Given request: Reproduce each line exactly.

Raw data:
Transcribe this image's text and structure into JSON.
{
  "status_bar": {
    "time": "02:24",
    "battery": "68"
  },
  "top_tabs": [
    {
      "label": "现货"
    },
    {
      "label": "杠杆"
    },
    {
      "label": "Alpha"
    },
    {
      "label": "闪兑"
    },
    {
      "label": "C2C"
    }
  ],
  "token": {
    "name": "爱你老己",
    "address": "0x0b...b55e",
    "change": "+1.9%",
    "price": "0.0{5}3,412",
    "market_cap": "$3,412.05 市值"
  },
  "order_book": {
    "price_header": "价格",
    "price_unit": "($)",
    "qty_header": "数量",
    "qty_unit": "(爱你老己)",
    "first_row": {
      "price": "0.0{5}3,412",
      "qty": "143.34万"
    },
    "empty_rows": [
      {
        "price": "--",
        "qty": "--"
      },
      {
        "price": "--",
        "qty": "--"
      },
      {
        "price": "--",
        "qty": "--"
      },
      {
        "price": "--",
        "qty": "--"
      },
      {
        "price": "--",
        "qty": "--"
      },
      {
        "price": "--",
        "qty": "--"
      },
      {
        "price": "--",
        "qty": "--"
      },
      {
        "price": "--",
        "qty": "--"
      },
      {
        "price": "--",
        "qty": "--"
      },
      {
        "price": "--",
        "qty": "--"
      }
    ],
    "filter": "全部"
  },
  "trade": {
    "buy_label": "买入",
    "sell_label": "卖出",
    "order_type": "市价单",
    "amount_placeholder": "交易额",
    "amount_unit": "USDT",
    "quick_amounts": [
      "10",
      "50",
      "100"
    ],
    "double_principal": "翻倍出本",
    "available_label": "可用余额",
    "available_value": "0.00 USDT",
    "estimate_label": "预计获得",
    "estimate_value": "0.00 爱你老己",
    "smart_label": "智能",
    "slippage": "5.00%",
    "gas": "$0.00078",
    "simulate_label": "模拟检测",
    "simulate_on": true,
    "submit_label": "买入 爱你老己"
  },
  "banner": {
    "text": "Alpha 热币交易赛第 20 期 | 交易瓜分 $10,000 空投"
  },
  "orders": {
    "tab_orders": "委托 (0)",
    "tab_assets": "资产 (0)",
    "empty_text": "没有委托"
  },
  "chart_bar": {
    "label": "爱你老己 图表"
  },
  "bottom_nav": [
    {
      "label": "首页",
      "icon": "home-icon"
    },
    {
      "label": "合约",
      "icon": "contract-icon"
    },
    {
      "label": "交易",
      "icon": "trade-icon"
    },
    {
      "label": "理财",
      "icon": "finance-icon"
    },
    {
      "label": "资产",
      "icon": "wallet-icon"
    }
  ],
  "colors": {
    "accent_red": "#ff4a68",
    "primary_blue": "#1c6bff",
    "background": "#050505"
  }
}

Response to the task:
Transcribe this image's text and structure into JSON.
{
  "status_bar": {
    "time": "02:24",
    "battery": "68"
  },
  "top_tabs": [
    {
      "label": "现货"
    },
    {
      "label": "杠杆"
    },
    {
      "label": "Alpha"
    },
    {
      "label": "闪兑"
    },
    {
      "label": "C2C"
    }
  ],
  "token": {
    "name": "爱你老己",
    "address": "0x0b...b55e",
    "change": "+1.9%",
    "price": "0.0{5}3,412",
    "market_cap": "$3,412.05 市值"
  },
  "order_book": {
    "price_header": "价格",
    "price_unit": "($)",
    "qty_header": "数量",
    "qty_unit": "(爱你老己)",
    "first_row": {
      "price": "0.0{5}3,412",
      "qty": "143.34万"
    },
    "empty_rows": [
      {
        "price": "--",
        "qty": "--"
      },
      {
        "price": "--",
        "qty": "--"
      },
      {
        "price": "--",
        "qty": "--"
      },
      {
        "price": "--",
        "qty": "--"
      },
      {
        "price": "--",
        "qty": "--"
      },
      {
        "price": "--",
        "qty": "--"
      },
      {
        "price": "--",
        "qty": "--"
      },
      {
        "price": "--",
        "qty": "--"
      },
      {
        "price": "--",
        "qty": "--"
      },
      {
        "price": "--",
        "qty": "--"
      }
    ],
    "filter": "全部"
  },
  "trade": {
    "buy_label": "买入",
    "sell_label": "卖出",
    "order_type": "市价单",
    "amount_placeholder": "交易额",
    "amount_unit": "USDT",
    "quick_amounts": [
      "10",
      "50",
      "100"
    ],
    "double_principal": "翻倍出本",
    "available_label": "可用余额",
    "available_value": "0.00 USDT",
    "estimate_label": "预计获得",
    "estimate_value": "0.00 爱你老己",
    "smart_label": "智能",
    "slippage": "5.00%",
    "gas": "$0.00078",
    "simulate_label": "模拟检测",
    "simulate_on": true,
    "submit_label": "买入 爱你老己"
  },
  "banner": {
    "text": "Alpha 热币交易赛第 20 期 | 交易瓜分 $10,000 空投"
  },
  "orders": {
    "tab_orders": "委托 (0)",
    "tab_assets": "资产 (0)",
    "empty_text": "没有委托"
  },
  "chart_bar": {
    "label": "爱你老己 图表"
  },
  "bottom_nav": [
    {
      "label": "首页",
      "icon": "home-icon"
    },
    {
      "label": "合约",
      "icon": "contract-icon"
    },
    {
      "label": "交易",
      "icon": "trade-icon"
    },
    {
      "label": "理财",
      "icon": "finance-icon"
    },
    {
      "label": "资产",
      "icon": "wallet-icon"
    }
  ],
  "colors": {
    "accent_red": "#ff4a68",
    "primary_blue": "#1c6bff",
    "background": "#050505"
  }
}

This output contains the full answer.